◆ Listed entries
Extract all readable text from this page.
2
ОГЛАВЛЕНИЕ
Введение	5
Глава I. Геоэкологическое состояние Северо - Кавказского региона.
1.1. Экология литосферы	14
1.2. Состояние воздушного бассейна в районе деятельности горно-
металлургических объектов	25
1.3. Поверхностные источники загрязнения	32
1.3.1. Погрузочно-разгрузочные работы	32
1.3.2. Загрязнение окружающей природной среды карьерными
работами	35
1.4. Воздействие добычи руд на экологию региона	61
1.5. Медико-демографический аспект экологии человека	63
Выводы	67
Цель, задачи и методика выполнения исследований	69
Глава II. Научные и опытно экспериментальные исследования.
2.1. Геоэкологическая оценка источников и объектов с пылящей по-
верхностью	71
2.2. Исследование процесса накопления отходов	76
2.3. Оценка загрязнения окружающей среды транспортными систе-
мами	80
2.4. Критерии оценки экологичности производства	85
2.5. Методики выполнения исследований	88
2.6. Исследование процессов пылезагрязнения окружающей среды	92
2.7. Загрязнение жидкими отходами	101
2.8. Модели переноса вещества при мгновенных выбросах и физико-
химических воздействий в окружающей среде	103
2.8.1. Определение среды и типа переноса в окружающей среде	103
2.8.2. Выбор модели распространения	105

◆ Exercise directions
In the lines above, locate the string "Глава". Copy every line where it occurs.

◆ Response
Глава I. Геоэкологическое состояние Северо - Кавказского региона.
Глава II. Научные и опытно экспериментальные исследования.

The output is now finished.